====== Dataset content

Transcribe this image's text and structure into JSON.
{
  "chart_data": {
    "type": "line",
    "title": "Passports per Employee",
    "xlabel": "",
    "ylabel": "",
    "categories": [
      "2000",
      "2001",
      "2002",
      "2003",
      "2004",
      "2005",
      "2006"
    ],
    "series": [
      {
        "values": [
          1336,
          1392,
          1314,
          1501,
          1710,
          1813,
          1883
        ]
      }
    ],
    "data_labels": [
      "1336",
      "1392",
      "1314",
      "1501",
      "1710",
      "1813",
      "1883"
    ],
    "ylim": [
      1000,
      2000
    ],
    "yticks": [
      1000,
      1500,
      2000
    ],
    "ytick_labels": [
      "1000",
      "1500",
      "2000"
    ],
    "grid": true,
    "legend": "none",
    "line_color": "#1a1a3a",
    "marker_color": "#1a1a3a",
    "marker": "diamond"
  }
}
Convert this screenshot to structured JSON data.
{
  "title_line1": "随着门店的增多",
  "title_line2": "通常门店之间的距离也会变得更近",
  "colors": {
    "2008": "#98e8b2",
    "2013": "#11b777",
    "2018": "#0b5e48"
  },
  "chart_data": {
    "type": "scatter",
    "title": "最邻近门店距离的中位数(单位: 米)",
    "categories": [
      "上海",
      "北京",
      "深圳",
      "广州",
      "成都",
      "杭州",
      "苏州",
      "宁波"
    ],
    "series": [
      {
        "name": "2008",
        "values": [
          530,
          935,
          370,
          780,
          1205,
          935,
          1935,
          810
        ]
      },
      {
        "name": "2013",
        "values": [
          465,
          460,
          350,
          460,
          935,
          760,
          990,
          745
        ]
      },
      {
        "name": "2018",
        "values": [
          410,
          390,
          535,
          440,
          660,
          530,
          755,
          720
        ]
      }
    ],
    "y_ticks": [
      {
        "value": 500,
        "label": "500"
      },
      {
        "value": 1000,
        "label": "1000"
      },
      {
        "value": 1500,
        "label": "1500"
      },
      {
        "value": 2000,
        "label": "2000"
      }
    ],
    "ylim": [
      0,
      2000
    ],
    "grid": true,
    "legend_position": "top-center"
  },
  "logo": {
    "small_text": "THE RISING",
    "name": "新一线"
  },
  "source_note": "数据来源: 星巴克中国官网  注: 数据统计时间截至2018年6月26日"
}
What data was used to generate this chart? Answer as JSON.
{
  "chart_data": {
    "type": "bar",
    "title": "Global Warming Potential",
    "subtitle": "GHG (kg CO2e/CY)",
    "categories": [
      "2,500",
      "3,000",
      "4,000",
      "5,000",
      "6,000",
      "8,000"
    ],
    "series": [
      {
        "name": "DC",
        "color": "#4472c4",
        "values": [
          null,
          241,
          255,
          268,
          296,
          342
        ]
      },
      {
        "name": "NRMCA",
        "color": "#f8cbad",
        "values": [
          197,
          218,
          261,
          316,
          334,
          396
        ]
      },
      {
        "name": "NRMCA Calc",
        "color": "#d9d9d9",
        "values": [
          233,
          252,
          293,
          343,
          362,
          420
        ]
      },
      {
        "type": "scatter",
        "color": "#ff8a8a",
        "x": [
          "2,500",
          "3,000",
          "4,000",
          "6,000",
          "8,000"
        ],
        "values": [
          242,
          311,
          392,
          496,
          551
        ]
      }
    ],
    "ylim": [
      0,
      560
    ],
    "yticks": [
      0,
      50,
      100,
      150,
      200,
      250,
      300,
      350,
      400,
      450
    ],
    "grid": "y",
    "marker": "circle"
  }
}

============

> Your goal
Answer with one number: how many lines of the entries above include the word "this".

> Finished exercise
3